- _SHORT PROBLEM_: List all lines in the material below that contain "this".

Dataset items
***

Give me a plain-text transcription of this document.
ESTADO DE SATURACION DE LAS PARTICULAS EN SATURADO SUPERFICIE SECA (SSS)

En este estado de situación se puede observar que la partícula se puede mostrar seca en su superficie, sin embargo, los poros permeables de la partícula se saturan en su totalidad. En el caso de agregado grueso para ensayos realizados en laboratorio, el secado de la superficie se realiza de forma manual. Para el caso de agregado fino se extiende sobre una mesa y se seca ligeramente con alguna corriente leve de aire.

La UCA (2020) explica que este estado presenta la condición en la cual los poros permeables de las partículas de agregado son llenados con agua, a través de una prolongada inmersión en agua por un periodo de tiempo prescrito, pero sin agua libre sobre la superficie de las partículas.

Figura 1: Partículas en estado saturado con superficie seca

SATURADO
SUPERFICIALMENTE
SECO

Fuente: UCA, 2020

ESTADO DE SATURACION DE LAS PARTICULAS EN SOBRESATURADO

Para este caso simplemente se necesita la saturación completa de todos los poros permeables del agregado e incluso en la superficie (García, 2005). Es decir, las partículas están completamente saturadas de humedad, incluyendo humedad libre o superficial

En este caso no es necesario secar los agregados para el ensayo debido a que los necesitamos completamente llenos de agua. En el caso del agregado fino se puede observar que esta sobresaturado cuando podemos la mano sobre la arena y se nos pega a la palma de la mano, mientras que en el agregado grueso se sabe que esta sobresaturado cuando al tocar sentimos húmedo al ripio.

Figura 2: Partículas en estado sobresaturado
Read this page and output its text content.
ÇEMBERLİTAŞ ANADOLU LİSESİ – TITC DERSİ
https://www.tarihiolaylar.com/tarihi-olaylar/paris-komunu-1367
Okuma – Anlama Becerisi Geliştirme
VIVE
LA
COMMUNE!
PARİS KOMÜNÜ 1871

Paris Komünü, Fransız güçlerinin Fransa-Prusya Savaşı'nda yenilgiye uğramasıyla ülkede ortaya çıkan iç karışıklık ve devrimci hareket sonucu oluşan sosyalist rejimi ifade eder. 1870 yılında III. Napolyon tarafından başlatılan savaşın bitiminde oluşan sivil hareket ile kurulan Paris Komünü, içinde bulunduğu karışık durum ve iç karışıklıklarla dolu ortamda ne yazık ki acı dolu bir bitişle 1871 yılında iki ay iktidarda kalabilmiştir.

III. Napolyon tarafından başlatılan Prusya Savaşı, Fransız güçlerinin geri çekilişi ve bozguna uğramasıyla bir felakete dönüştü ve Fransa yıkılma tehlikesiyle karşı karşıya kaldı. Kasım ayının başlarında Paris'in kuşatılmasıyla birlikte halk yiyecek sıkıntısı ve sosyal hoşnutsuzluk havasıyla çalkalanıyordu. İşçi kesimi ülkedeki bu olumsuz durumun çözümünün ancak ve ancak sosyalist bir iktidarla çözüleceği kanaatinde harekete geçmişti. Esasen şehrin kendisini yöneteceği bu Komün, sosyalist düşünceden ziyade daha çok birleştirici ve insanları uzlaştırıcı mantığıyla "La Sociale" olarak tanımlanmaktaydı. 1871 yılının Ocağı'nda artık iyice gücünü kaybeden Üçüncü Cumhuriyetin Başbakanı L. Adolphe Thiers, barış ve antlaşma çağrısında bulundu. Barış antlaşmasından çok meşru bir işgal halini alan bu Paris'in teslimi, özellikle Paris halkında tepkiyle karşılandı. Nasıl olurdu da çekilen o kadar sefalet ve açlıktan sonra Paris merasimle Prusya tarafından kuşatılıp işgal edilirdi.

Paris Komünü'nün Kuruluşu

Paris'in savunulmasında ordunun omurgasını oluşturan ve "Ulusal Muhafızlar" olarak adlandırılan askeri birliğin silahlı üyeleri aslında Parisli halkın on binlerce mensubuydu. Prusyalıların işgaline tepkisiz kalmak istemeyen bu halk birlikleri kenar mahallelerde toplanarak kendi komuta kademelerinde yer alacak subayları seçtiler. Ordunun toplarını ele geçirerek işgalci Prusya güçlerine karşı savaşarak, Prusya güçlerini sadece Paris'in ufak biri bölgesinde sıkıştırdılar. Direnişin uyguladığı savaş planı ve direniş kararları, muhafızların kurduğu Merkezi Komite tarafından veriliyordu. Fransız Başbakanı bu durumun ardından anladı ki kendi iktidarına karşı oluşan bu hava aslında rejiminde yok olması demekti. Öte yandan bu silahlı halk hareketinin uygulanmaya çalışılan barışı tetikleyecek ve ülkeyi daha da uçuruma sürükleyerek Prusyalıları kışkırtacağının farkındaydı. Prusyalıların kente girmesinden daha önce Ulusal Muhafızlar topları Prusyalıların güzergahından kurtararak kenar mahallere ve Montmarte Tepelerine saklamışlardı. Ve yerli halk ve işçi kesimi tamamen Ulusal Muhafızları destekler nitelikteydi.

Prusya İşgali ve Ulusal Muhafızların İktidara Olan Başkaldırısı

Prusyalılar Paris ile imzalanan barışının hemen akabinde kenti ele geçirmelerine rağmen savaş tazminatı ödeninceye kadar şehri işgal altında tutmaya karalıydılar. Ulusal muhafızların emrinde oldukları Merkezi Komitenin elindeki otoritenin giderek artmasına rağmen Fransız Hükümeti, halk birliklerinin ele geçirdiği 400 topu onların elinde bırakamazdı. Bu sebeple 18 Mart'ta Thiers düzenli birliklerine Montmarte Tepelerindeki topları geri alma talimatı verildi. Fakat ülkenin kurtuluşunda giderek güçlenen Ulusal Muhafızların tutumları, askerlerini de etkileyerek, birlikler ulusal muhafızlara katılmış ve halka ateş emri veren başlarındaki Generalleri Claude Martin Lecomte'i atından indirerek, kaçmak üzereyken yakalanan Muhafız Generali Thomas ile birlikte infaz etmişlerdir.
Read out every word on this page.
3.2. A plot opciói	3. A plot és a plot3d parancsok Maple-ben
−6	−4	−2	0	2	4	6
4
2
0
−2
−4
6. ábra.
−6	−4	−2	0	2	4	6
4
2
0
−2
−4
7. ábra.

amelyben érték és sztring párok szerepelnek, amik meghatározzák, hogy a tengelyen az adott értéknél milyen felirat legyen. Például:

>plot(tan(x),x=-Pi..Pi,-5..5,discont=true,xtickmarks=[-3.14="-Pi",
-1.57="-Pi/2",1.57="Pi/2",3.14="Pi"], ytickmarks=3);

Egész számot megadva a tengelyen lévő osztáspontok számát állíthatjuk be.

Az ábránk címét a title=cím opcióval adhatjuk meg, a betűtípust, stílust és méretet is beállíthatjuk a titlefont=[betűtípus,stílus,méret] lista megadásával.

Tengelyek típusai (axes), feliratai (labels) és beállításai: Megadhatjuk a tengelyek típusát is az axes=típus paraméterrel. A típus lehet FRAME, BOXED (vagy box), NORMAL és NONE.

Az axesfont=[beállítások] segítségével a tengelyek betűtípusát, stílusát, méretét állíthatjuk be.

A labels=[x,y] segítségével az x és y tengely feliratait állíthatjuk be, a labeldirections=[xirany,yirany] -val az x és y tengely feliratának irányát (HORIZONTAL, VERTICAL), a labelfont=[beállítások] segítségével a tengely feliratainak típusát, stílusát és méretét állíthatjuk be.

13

***

- _OUTPUT_:
Give me a plain-text transcription of this document.
Read this page and output its text content.
Read out every word on this page.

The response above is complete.